[A run of records]

--------

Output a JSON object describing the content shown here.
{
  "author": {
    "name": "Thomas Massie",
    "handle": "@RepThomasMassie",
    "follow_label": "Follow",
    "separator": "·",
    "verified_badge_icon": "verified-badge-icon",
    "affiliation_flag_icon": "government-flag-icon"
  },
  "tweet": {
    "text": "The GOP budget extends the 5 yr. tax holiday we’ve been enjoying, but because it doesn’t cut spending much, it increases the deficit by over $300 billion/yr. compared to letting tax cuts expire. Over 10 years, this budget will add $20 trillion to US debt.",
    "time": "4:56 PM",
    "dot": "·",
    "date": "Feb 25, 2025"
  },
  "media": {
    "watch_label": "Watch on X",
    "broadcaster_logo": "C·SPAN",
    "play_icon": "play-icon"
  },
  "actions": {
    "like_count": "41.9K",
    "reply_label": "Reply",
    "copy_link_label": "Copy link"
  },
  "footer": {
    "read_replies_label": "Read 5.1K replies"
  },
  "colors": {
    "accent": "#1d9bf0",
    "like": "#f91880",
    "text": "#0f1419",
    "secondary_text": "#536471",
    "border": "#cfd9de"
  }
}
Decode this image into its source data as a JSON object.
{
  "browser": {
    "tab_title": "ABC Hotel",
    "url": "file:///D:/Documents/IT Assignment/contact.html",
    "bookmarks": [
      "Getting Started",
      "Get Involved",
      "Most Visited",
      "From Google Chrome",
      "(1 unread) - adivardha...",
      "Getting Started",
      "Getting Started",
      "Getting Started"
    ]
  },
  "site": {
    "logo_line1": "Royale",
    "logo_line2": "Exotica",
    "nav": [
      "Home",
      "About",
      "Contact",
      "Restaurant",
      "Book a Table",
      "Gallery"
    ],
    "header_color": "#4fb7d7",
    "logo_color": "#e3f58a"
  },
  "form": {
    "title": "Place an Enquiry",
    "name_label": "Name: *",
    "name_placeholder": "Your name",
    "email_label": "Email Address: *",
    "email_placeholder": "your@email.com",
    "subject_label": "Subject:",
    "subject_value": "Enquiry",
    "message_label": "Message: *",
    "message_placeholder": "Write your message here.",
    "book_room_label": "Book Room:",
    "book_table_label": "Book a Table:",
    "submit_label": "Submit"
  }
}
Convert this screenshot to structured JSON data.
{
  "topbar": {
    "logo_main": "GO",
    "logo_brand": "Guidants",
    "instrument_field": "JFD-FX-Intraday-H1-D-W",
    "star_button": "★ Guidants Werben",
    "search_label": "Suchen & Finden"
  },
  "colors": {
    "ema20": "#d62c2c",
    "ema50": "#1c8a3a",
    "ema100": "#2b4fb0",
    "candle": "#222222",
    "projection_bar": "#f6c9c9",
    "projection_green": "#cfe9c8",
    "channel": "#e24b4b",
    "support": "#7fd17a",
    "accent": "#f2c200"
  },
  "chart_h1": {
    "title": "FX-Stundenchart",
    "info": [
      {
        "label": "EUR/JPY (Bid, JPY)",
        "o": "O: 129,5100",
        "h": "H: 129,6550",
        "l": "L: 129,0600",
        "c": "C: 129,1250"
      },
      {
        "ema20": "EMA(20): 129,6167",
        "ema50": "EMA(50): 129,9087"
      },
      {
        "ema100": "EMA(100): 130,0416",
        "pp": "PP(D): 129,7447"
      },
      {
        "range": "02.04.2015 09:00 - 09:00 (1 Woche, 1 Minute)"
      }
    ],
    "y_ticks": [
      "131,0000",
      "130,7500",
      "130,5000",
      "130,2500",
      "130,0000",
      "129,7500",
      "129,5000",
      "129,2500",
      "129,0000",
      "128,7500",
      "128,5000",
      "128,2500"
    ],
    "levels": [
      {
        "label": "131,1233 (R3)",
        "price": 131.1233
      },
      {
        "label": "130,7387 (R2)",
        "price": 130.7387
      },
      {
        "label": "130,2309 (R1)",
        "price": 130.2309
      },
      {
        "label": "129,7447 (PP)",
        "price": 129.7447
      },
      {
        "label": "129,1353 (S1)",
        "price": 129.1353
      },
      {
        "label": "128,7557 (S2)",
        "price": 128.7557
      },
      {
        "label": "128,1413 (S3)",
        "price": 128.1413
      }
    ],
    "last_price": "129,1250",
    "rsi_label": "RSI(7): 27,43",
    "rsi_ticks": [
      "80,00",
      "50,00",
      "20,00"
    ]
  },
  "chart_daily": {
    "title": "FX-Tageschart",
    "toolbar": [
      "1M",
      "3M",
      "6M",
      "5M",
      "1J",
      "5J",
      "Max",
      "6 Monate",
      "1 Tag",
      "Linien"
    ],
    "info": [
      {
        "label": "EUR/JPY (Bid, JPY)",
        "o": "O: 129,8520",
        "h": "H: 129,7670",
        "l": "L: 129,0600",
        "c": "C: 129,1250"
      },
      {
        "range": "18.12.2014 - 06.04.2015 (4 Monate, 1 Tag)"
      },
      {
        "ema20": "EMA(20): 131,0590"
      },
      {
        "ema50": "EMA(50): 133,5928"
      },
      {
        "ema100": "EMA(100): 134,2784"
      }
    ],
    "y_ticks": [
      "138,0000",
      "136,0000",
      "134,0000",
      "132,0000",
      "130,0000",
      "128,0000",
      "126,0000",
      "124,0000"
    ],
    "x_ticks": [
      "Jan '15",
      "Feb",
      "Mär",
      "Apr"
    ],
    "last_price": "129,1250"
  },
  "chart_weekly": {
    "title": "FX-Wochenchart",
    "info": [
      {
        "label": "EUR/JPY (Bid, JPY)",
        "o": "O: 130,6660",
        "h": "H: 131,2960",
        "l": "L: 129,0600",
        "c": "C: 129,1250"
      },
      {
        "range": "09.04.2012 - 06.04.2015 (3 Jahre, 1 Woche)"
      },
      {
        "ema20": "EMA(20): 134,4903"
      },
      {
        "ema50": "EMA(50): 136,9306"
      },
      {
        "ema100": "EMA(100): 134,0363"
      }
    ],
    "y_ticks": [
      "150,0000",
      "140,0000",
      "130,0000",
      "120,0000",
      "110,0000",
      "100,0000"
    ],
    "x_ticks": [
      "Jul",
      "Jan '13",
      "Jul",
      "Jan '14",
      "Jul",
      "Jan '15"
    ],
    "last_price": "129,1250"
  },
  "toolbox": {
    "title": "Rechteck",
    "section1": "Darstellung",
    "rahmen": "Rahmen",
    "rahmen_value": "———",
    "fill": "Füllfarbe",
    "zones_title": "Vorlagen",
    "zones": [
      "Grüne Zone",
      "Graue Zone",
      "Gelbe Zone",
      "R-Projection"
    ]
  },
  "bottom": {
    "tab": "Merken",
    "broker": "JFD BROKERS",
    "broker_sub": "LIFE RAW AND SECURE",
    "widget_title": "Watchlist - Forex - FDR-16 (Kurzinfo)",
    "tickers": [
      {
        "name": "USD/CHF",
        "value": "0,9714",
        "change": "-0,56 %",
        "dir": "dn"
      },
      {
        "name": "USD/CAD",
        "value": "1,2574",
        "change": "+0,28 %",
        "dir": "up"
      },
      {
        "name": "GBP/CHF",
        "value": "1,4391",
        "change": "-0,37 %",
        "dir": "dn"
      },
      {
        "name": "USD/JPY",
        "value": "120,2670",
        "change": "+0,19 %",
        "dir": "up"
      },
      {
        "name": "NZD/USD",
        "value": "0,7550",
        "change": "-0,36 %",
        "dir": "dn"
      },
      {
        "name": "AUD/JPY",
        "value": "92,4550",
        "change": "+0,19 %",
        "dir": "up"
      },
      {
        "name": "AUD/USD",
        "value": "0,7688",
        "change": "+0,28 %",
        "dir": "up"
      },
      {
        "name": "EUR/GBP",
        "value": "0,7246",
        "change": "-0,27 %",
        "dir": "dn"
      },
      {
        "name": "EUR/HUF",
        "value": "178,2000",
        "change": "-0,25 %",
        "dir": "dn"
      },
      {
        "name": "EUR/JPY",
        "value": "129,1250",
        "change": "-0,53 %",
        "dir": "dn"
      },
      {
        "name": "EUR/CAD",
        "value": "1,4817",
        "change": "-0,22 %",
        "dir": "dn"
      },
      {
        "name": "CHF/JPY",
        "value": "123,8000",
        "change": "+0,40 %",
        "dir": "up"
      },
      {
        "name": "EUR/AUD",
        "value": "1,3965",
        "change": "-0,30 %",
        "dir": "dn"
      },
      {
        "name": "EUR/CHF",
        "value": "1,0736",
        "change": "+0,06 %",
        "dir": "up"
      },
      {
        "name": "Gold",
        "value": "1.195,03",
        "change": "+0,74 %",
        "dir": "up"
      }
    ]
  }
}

--------

> [To do] Identify the lines in the entries above that contain "this", then copy them out.

> [Solution below]
    "text": "The GOP budget extends the 5 yr. tax holiday we’ve been enjoying, but because it doesn’t cut spending much, it increases the deficit by over $300 billion/yr. compared to letting tax cuts expire. Over 10 years, this budget will add $20 trillion to US debt.",
Decode this image into its source data as a JSON object.
Convert this screenshot to structured JSON data.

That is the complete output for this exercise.